─── Data for processing ───

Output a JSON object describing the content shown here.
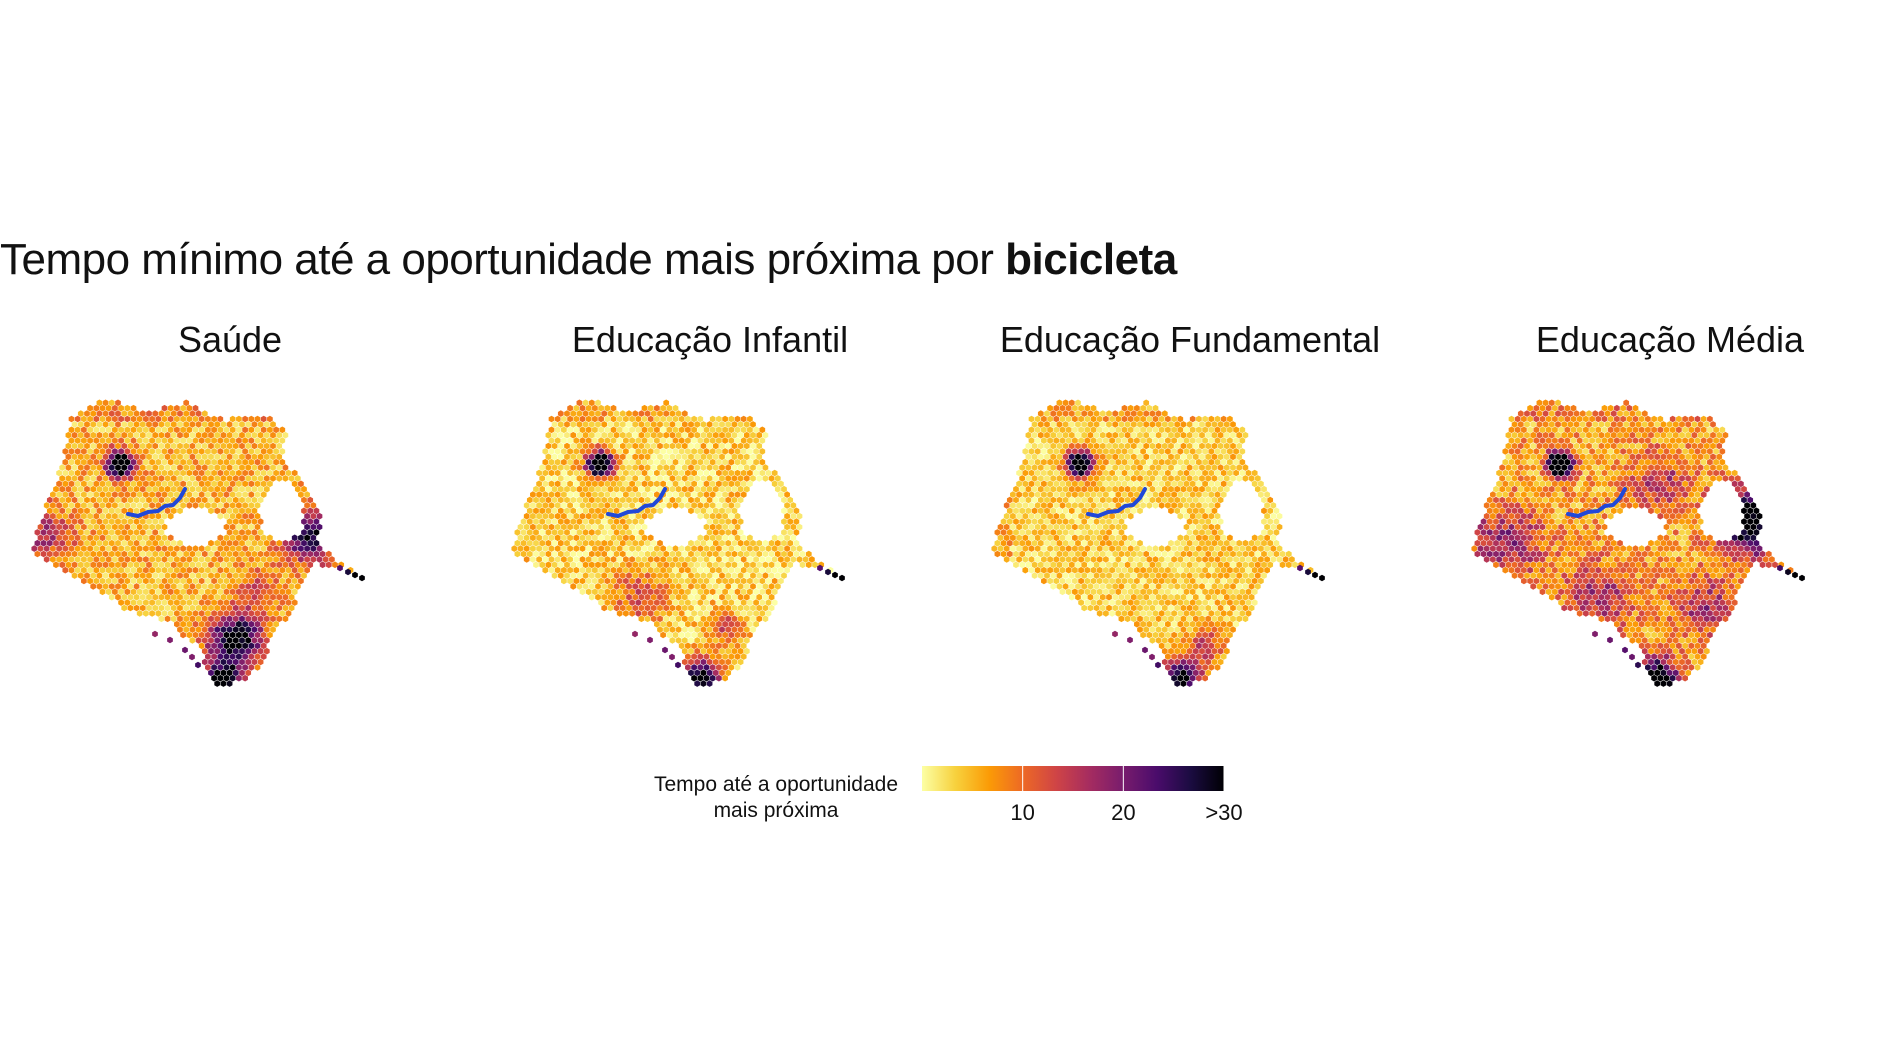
{
  "title": {
    "prefix": "Tempo mínimo até a oportunidade mais próxima por ",
    "emphasis": "bicicleta"
  },
  "panels": [
    {
      "label": "Saúde"
    },
    {
      "label": "Educação Infantil"
    },
    {
      "label": "Educação Fundamental"
    },
    {
      "label": "Educação Média"
    }
  ],
  "legend": {
    "title_line1": "Tempo até a oportunidade",
    "title_line2": "mais próxima",
    "ticks": [
      "10",
      "20",
      ">30"
    ],
    "tick_values": [
      10,
      20,
      30
    ],
    "range": [
      0,
      30
    ],
    "palette": [
      "#fcffa4",
      "#f7d13d",
      "#fb9b06",
      "#ed6925",
      "#cf4446",
      "#a52c60",
      "#781c6d",
      "#4a0c6b",
      "#1b0c41",
      "#000004"
    ]
  },
  "map_style": {
    "river_color": "#2148d8",
    "river_labels": []
  }
}
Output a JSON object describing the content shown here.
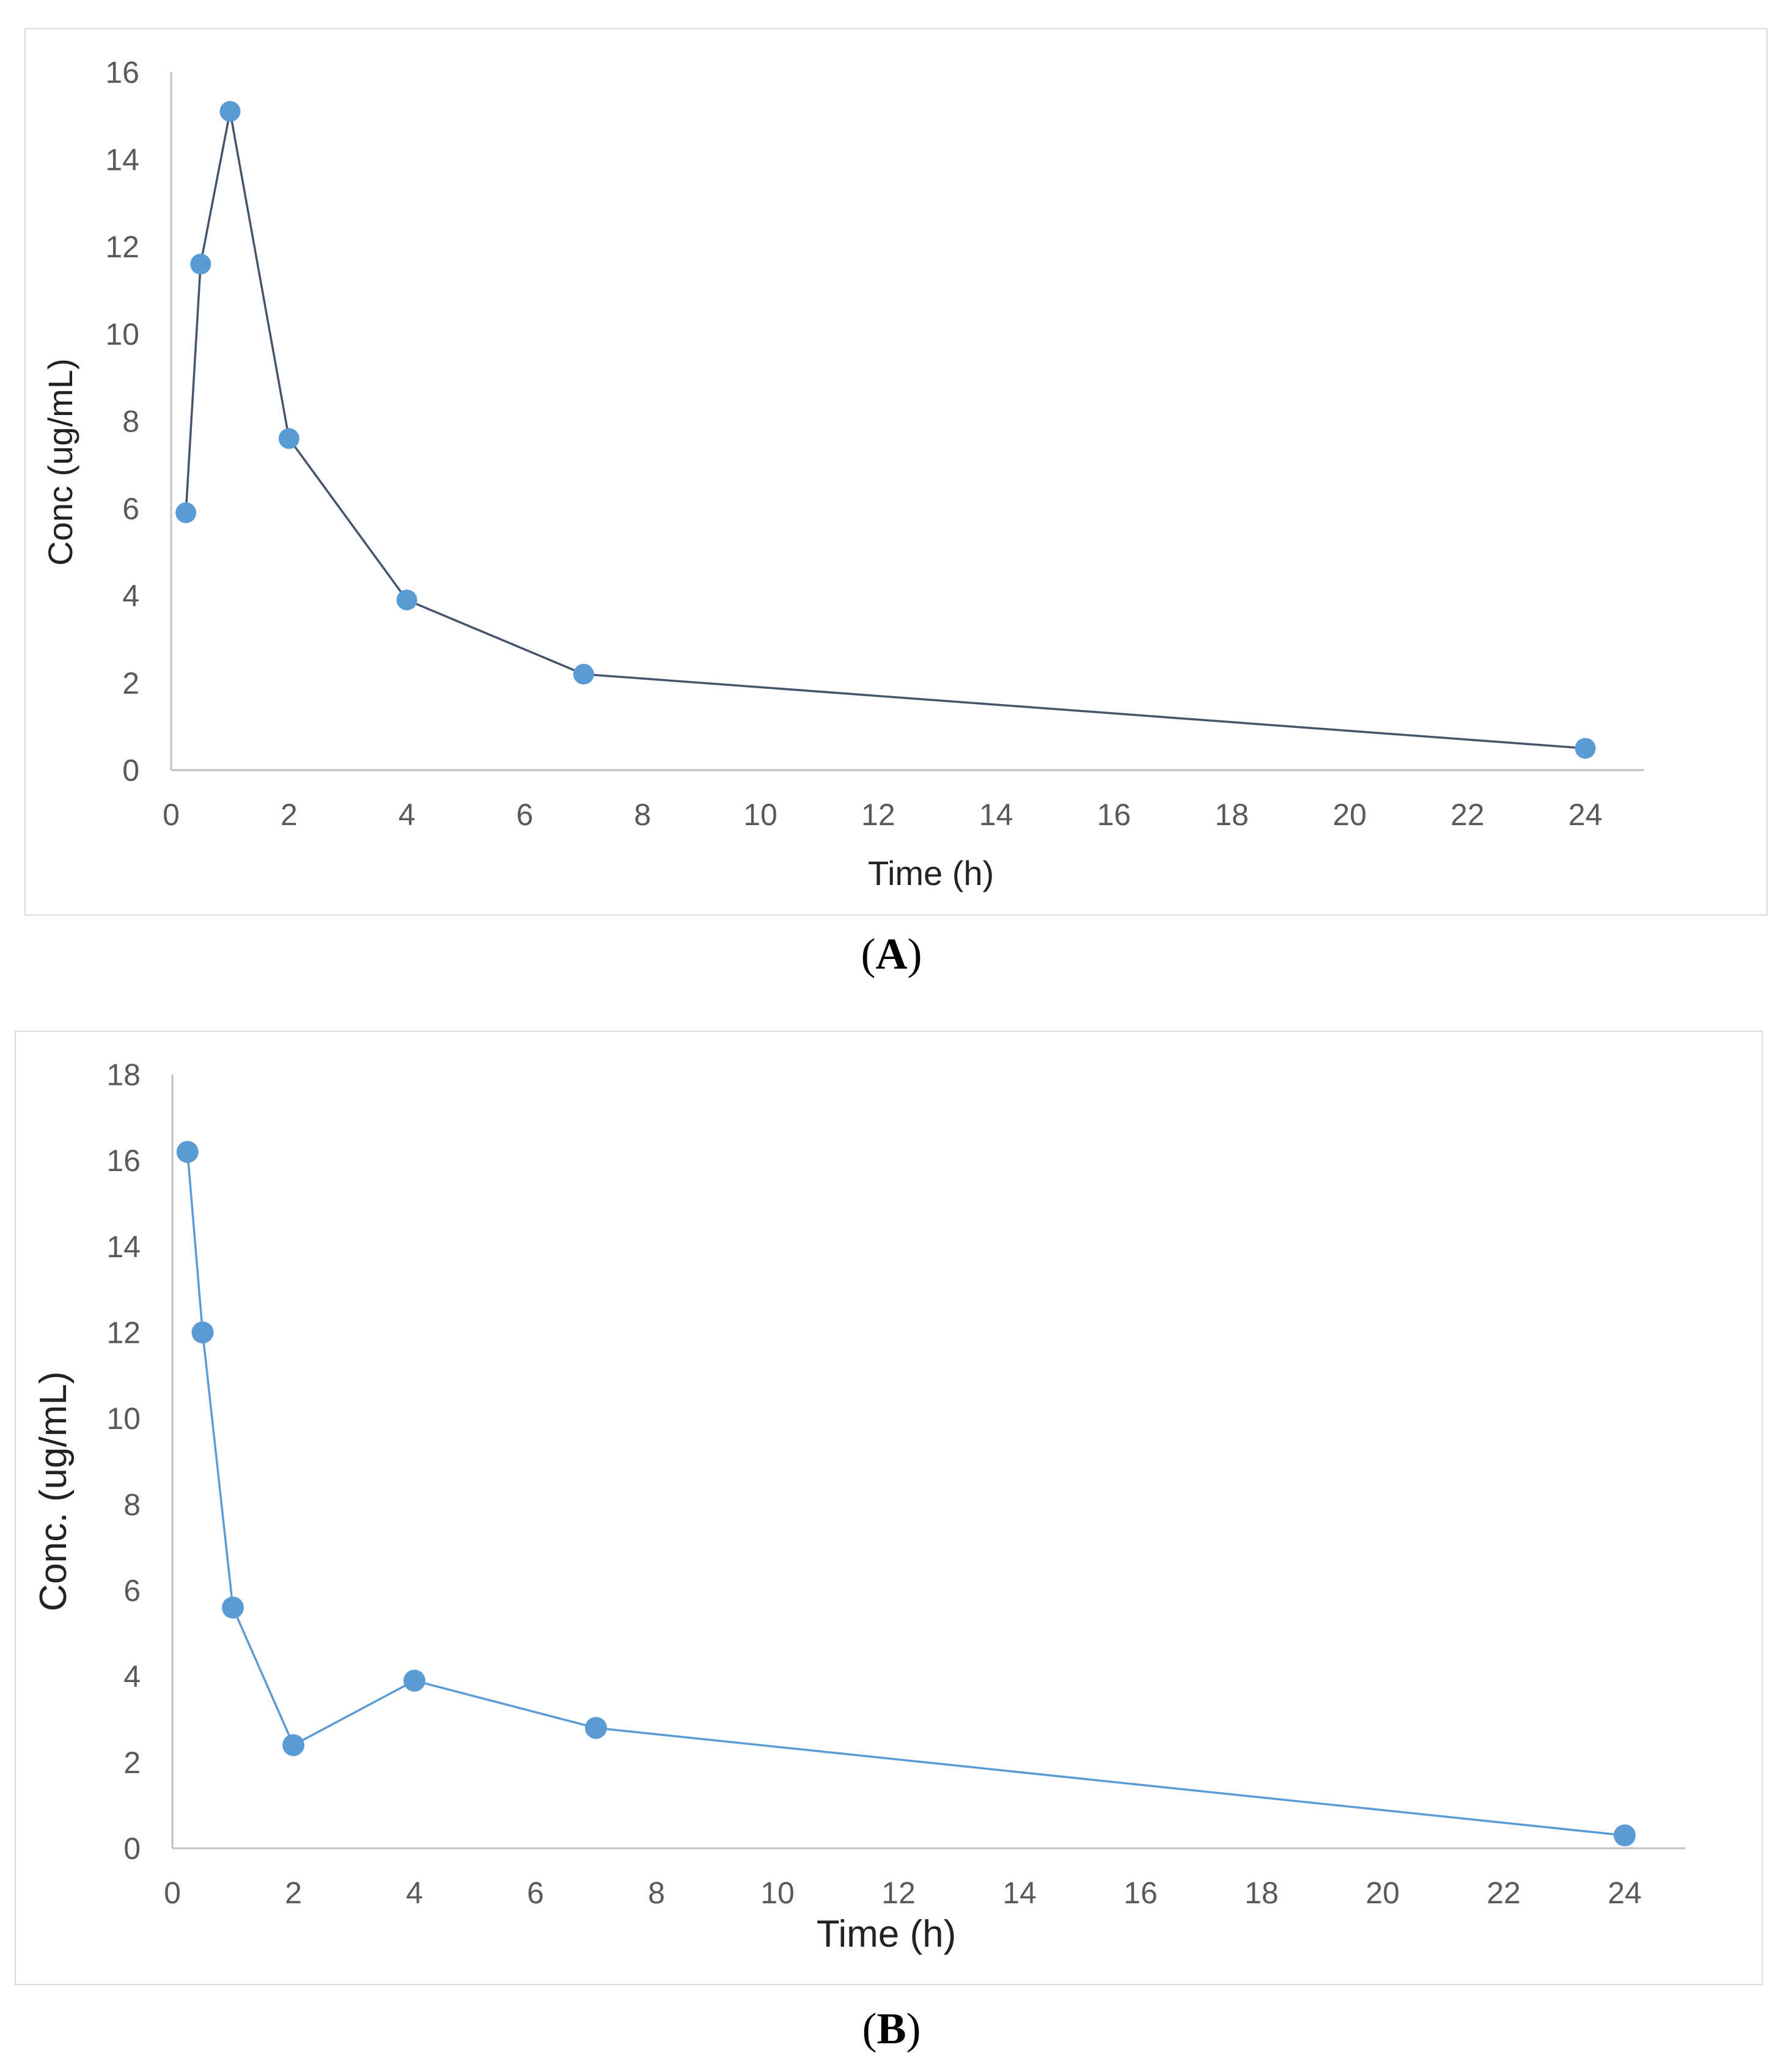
{
  "chart_data": [
    {
      "type": "line",
      "panel_label": "A",
      "title": "",
      "xlabel": "Time (h)",
      "ylabel": "Conc (ug/mL)",
      "xlim": [
        0,
        25
      ],
      "ylim": [
        0,
        16
      ],
      "x_ticks": [
        0,
        2,
        4,
        6,
        8,
        10,
        12,
        14,
        16,
        18,
        20,
        22,
        24
      ],
      "y_ticks": [
        0,
        2,
        4,
        6,
        8,
        10,
        12,
        14,
        16
      ],
      "series": [
        {
          "name": "Conc",
          "color": "#5b9bd5",
          "line_color": "#44546a",
          "x": [
            0.25,
            0.5,
            1,
            2,
            4,
            7,
            24
          ],
          "y": [
            5.9,
            11.6,
            15.1,
            7.6,
            3.9,
            2.2,
            0.5
          ]
        }
      ],
      "grid": false,
      "legend": "none"
    },
    {
      "type": "line",
      "panel_label": "B",
      "title": "",
      "xlabel": "Time (h)",
      "ylabel": "Conc. (ug/mL)",
      "xlim": [
        0,
        25
      ],
      "ylim": [
        0,
        18
      ],
      "x_ticks": [
        0,
        2,
        4,
        6,
        8,
        10,
        12,
        14,
        16,
        18,
        20,
        22,
        24
      ],
      "y_ticks": [
        0,
        2,
        4,
        6,
        8,
        10,
        12,
        14,
        16,
        18
      ],
      "series": [
        {
          "name": "Conc.",
          "color": "#5b9bd5",
          "line_color": "#5b9bd5",
          "x": [
            0.25,
            0.5,
            1,
            2,
            4,
            7,
            24
          ],
          "y": [
            16.2,
            12.0,
            5.6,
            2.4,
            3.9,
            2.8,
            0.3
          ]
        }
      ],
      "grid": false,
      "legend": "none"
    }
  ],
  "captions": {
    "a_open": "(",
    "a_label": "A",
    "a_close": ")",
    "b_open": "(",
    "b_label": "B",
    "b_close": ")"
  }
}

───

== Goal ==
Retype each line of the listing above word for word. Exclude the pictures.

== Response to this exercise ==
Output a JSON object describing the content shown here.
{
  "title": {
    "prefix": "Tempo mínimo até a oportunidade mais próxima por ",
    "emphasis": "bicicleta"
  },
  "panels": [
    {
      "label": "Saúde"
    },
    {
      "label": "Educação Infantil"
    },
    {
      "label": "Educação Fundamental"
    },
    {
      "label": "Educação Média"
    }
  ],
  "legend": {
    "title_line1": "Tempo até a oportunidade",
    "title_line2": "mais próxima",
    "ticks": [
      "10",
      "20",
      ">30"
    ],
    "tick_values": [
      10,
      20,
      30
    ],
    "range": [
      0,
      30
    ],
    "palette": [
      "#fcffa4",
      "#f7d13d",
      "#fb9b06",
      "#ed6925",
      "#cf4446",
      "#a52c60",
      "#781c6d",
      "#4a0c6b",
      "#1b0c41",
      "#000004"
    ]
  },
  "map_style": {
    "river_color": "#2148d8",
    "river_labels": []
  }
}
Output a JSON object describing the content shown here.
{
  "chart_data": [
    {
      "type": "line",
      "panel_label": "A",
      "title": "",
      "xlabel": "Time (h)",
      "ylabel": "Conc (ug/mL)",
      "xlim": [
        0,
        25
      ],
      "ylim": [
        0,
        16
      ],
      "x_ticks": [
        0,
        2,
        4,
        6,
        8,
        10,
        12,
        14,
        16,
        18,
        20,
        22,
        24
      ],
      "y_ticks": [
        0,
        2,
        4,
        6,
        8,
        10,
        12,
        14,
        16
      ],
      "series": [
        {
          "name": "Conc",
          "color": "#5b9bd5",
          "line_color": "#44546a",
          "x": [
            0.25,
            0.5,
            1,
            2,
            4,
            7,
            24
          ],
          "y": [
            5.9,
            11.6,
            15.1,
            7.6,
            3.9,
            2.2,
            0.5
          ]
        }
      ],
      "grid": false,
      "legend": "none"
    },
    {
      "type": "line",
      "panel_label": "B",
      "title": "",
      "xlabel": "Time (h)",
      "ylabel": "Conc. (ug/mL)",
      "xlim": [
        0,
        25
      ],
      "ylim": [
        0,
        18
      ],
      "x_ticks": [
        0,
        2,
        4,
        6,
        8,
        10,
        12,
        14,
        16,
        18,
        20,
        22,
        24
      ],
      "y_ticks": [
        0,
        2,
        4,
        6,
        8,
        10,
        12,
        14,
        16,
        18
      ],
      "series": [
        {
          "name": "Conc.",
          "color": "#5b9bd5",
          "line_color": "#5b9bd5",
          "x": [
            0.25,
            0.5,
            1,
            2,
            4,
            7,
            24
          ],
          "y": [
            16.2,
            12.0,
            5.6,
            2.4,
            3.9,
            2.8,
            0.3
          ]
        }
      ],
      "grid": false,
      "legend": "none"
    }
  ],
  "captions": {
    "a_open": "(",
    "a_label": "A",
    "a_close": ")",
    "b_open": "(",
    "b_label": "B",
    "b_close": ")"
  }
}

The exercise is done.